==== DATASET RECORDS ====

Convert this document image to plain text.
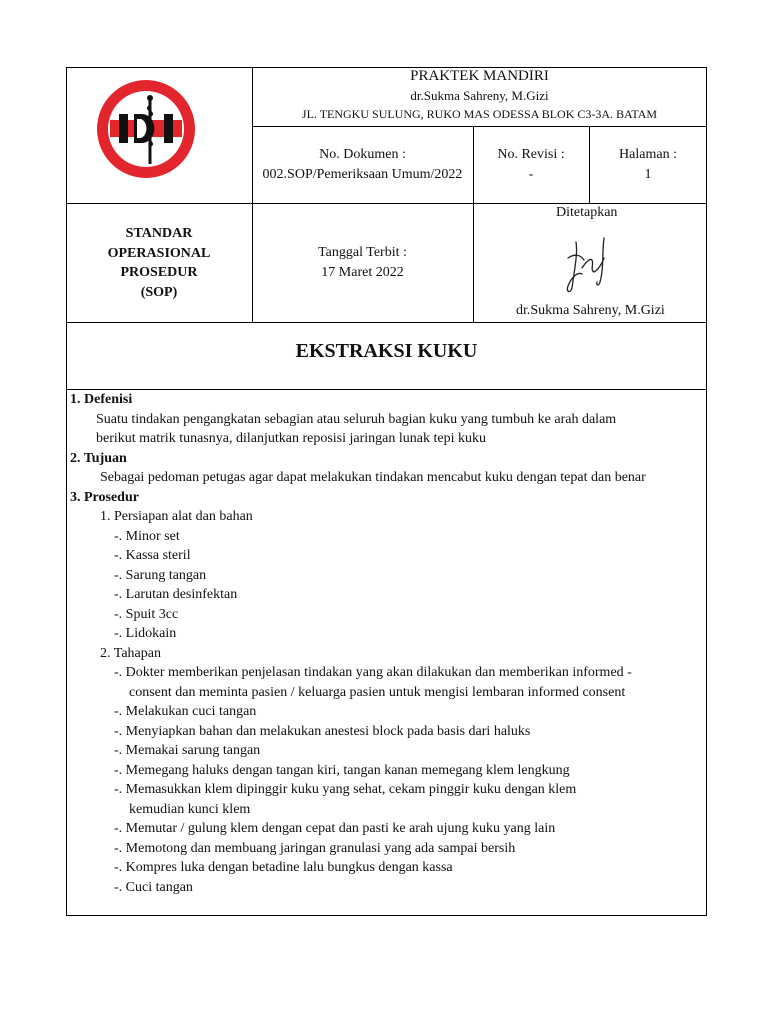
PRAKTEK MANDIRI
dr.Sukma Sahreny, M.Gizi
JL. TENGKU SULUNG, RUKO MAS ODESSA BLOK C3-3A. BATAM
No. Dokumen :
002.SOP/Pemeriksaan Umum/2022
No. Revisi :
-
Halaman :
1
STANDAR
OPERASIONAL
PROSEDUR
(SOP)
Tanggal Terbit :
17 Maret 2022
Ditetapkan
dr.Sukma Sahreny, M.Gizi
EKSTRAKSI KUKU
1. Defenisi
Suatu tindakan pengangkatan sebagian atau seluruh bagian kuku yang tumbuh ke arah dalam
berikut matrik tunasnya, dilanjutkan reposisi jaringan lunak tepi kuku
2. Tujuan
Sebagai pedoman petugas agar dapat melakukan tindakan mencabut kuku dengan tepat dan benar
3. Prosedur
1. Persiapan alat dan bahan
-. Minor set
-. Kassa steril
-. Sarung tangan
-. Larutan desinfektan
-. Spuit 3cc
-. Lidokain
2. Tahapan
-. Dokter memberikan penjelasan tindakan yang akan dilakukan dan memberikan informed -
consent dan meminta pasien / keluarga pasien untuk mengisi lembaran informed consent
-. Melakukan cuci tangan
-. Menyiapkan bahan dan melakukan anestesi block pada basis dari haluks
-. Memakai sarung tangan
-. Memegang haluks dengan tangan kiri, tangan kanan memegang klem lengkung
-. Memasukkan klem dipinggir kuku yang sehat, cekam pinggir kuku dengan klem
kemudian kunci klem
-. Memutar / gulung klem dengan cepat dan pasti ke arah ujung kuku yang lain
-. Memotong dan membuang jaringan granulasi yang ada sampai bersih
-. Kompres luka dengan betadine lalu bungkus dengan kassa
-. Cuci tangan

====
==== DATASET RECORDS ====

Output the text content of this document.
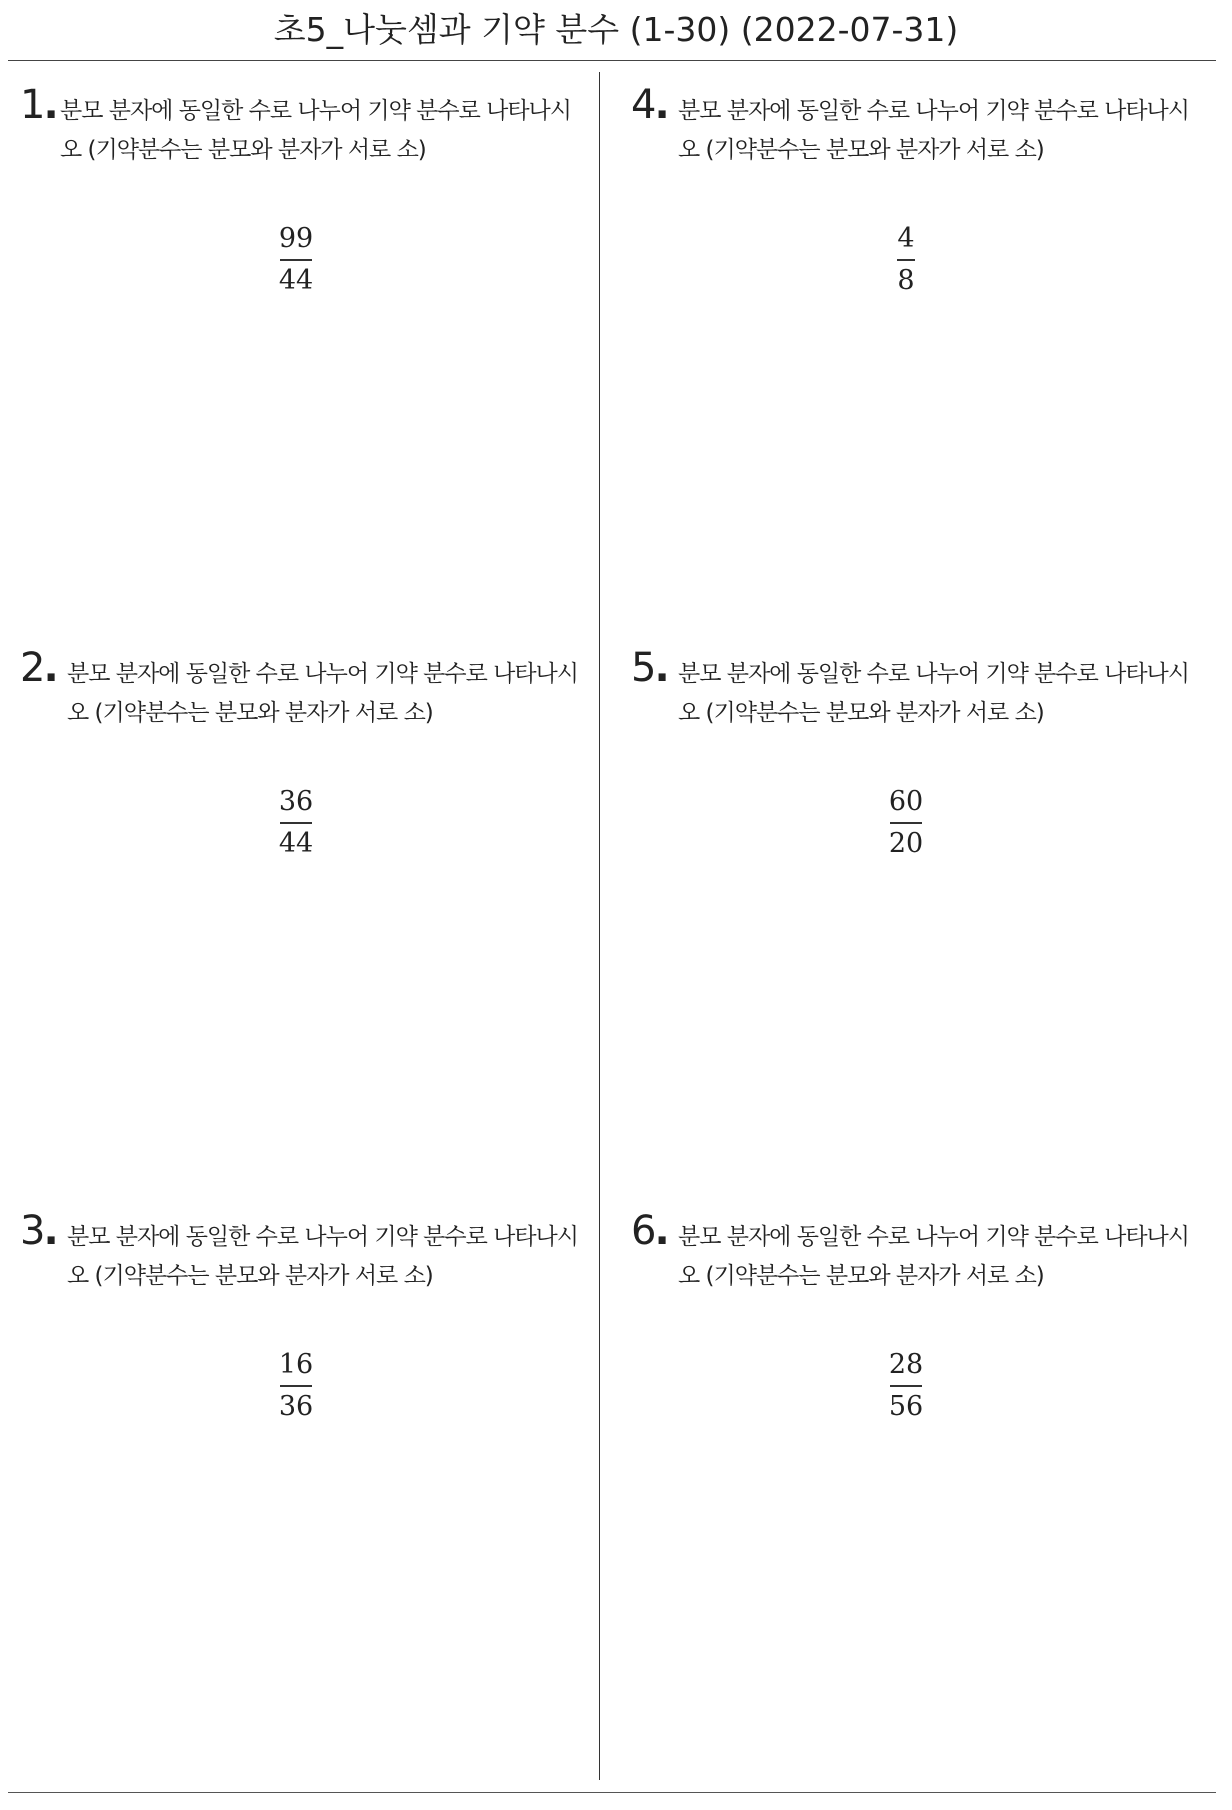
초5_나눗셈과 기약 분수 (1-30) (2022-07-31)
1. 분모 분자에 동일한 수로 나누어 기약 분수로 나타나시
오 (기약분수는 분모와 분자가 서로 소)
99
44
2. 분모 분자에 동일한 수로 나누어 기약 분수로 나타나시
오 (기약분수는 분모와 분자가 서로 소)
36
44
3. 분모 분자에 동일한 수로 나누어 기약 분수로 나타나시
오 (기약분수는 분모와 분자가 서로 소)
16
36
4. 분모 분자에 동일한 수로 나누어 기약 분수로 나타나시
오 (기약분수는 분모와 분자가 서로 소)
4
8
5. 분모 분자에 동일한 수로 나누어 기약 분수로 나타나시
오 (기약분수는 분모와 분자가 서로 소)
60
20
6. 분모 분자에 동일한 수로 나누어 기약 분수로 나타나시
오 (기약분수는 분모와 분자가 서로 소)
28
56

====

Find every line in the records above that holds the word "나타나시", and copy each one.

1. 분모 분자에 동일한 수로 나누어 기약 분수로 나타나시
2. 분모 분자에 동일한 수로 나누어 기약 분수로 나타나시
3. 분모 분자에 동일한 수로 나누어 기약 분수로 나타나시
4. 분모 분자에 동일한 수로 나누어 기약 분수로 나타나시
5. 분모 분자에 동일한 수로 나누어 기약 분수로 나타나시
6. 분모 분자에 동일한 수로 나누어 기약 분수로 나타나시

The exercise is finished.